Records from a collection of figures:
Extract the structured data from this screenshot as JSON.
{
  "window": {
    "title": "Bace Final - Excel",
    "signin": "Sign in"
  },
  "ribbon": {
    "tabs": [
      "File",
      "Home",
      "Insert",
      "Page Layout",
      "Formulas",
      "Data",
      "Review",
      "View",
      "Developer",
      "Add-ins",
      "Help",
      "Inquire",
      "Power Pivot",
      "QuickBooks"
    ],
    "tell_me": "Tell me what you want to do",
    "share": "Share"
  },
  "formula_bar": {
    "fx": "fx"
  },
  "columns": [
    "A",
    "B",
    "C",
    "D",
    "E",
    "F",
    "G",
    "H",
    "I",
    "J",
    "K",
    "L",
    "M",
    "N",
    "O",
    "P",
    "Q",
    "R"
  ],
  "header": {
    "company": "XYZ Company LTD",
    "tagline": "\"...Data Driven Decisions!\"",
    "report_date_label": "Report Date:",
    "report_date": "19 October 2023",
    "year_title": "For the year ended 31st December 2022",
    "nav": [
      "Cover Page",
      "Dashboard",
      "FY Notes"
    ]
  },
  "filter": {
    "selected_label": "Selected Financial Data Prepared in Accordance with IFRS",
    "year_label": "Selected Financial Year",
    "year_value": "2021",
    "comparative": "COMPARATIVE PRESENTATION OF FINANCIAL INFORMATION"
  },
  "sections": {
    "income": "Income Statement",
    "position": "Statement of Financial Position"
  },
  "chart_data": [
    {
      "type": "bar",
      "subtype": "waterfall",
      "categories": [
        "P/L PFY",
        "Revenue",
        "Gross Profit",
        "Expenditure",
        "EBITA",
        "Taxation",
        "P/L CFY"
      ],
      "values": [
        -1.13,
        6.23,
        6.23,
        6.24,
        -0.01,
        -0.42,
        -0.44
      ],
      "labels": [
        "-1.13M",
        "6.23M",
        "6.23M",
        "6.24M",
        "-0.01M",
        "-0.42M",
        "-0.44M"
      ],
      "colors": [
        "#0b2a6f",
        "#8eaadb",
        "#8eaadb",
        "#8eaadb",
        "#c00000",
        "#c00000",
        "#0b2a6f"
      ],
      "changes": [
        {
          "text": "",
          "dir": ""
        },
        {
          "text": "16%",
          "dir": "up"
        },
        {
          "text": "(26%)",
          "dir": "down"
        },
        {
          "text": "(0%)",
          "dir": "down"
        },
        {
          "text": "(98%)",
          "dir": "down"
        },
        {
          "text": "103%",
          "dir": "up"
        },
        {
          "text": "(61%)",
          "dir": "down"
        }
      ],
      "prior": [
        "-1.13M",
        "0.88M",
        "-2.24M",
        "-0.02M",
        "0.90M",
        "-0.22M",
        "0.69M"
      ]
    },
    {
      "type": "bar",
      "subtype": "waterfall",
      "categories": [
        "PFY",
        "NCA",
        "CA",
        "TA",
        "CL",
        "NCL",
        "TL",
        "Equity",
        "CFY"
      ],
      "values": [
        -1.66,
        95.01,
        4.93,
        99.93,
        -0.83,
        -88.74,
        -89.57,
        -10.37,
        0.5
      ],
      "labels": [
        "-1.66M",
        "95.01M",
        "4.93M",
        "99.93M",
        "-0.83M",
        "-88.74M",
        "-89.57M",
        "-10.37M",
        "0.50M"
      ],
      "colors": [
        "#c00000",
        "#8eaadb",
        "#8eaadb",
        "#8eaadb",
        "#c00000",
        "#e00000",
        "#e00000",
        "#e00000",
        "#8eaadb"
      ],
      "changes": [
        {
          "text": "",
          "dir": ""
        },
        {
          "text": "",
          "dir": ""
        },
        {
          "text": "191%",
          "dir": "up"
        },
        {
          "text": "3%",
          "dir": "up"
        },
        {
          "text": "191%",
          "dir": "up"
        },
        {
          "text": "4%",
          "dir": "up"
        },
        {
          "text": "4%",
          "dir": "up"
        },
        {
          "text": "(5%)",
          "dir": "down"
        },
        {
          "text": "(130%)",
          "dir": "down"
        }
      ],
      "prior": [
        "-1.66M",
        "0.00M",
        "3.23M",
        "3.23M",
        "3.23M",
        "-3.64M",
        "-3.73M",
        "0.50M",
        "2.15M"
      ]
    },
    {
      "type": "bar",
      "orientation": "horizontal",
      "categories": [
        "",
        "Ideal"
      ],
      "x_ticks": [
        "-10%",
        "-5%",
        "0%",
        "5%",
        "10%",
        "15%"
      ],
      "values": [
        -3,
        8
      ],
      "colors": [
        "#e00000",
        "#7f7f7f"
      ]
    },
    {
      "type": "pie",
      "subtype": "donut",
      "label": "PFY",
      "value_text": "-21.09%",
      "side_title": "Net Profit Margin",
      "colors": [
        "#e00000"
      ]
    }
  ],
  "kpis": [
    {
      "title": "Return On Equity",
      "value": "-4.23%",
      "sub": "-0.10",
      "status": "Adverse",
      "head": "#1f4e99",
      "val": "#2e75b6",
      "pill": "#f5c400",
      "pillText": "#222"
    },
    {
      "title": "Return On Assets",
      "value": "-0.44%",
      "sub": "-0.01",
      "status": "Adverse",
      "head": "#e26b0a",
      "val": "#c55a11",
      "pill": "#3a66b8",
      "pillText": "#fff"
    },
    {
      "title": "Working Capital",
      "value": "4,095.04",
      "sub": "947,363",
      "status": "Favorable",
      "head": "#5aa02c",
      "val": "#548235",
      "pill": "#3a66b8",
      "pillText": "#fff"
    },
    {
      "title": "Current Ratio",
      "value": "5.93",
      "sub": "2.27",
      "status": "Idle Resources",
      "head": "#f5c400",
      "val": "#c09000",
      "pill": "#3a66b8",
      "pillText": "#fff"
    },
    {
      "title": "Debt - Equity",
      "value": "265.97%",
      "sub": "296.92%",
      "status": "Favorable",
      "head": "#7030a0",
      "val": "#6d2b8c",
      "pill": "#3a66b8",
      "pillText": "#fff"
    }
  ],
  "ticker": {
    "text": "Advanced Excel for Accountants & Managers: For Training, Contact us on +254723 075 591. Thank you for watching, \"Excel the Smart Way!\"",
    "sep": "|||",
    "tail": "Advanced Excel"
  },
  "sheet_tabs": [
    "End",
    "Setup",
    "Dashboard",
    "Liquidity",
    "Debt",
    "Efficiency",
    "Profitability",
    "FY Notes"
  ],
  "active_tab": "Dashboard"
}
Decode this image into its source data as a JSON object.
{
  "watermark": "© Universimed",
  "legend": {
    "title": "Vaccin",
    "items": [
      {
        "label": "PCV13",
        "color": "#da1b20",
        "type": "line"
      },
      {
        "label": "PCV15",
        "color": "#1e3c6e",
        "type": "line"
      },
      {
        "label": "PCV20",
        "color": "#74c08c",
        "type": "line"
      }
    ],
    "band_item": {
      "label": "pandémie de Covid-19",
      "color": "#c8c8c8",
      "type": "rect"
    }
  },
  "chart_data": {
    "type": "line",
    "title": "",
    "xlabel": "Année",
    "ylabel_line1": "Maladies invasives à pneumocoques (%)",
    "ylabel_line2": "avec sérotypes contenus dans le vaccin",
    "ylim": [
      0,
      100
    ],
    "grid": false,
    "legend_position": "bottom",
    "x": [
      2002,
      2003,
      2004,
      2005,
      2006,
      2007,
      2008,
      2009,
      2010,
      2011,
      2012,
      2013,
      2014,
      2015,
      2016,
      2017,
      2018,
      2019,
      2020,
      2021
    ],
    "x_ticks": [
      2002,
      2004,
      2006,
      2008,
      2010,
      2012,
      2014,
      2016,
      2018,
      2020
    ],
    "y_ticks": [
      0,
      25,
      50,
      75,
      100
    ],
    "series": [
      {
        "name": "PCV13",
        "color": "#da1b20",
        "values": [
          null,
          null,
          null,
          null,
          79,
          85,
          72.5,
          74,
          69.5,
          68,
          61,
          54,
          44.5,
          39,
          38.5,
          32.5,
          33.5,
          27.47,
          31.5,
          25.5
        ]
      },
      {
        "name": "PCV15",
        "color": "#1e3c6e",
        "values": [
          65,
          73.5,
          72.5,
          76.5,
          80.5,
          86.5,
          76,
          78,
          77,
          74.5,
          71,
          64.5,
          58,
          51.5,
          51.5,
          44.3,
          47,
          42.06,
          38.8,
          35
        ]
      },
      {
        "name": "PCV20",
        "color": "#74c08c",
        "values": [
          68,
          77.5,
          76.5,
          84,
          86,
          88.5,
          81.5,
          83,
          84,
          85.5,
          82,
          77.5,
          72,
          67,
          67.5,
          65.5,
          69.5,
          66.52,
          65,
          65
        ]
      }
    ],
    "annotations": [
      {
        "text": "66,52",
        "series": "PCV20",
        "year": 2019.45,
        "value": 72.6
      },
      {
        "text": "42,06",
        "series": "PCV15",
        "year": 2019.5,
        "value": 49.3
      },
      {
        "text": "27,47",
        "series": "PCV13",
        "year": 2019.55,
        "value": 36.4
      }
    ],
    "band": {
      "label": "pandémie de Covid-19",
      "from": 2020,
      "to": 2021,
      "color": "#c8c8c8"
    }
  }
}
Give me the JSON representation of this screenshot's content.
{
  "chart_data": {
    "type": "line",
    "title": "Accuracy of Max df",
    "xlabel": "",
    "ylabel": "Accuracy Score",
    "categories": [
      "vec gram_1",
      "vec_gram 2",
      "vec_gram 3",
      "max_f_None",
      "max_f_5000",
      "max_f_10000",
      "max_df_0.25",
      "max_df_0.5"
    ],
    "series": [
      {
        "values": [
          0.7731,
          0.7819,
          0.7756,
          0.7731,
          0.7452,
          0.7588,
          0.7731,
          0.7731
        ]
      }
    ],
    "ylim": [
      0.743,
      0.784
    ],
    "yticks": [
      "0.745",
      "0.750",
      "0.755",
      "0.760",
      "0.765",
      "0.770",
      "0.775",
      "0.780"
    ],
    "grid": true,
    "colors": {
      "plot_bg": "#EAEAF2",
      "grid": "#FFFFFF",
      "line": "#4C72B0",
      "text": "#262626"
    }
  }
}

**Set task**
Quote, word for word, every line starting at the one that contains "Give me the" and ending with the final line of the entries.

**Written answer**
Give me the JSON representation of this screenshot's content.
{
  "chart_data": {
    "type": "line",
    "title": "Accuracy of Max df",
    "xlabel": "",
    "ylabel": "Accuracy Score",
    "categories": [
      "vec gram_1",
      "vec_gram 2",
      "vec_gram 3",
      "max_f_None",
      "max_f_5000",
      "max_f_10000",
      "max_df_0.25",
      "max_df_0.5"
    ],
    "series": [
      {
        "values": [
          0.7731,
          0.7819,
          0.7756,
          0.7731,
          0.7452,
          0.7588,
          0.7731,
          0.7731
        ]
      }
    ],
    "ylim": [
      0.743,
      0.784
    ],
    "yticks": [
      "0.745",
      "0.750",
      "0.755",
      "0.760",
      "0.765",
      "0.770",
      "0.775",
      "0.780"
    ],
    "grid": true,
    "colors": {
      "plot_bg": "#EAEAF2",
      "grid": "#FFFFFF",
      "line": "#4C72B0",
      "text": "#262626"
    }
  }
}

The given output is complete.